━━ Exercise material ━━
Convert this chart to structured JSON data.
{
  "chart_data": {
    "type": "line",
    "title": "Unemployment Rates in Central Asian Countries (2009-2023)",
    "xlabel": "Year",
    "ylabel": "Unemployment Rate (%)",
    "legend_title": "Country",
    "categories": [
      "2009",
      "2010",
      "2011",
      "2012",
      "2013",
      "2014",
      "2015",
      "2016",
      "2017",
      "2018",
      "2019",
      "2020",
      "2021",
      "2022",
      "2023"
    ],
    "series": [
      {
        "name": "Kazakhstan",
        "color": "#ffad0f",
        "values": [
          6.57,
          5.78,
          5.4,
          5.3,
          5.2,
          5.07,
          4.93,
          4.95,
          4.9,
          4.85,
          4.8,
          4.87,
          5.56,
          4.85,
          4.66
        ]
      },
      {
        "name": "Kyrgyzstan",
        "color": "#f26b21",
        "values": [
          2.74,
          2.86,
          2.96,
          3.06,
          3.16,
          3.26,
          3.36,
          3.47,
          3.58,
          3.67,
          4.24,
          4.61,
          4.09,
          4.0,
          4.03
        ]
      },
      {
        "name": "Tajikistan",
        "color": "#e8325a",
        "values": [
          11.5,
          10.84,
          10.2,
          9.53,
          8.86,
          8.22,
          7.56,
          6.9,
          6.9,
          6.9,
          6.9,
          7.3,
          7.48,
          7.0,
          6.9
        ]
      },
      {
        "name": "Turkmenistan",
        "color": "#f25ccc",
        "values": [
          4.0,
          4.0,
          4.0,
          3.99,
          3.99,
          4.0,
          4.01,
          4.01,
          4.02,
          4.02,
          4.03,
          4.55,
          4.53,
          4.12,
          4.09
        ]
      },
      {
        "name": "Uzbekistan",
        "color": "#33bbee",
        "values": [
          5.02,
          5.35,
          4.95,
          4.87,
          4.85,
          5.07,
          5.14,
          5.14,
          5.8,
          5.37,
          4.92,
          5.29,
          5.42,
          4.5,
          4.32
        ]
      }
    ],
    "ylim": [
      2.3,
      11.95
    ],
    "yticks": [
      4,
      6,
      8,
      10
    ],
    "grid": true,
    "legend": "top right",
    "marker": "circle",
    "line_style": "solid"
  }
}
━━━
Prompt. Tally up the lines of the listing containing the word "color". Give only the total.

Solution to this exercise. 5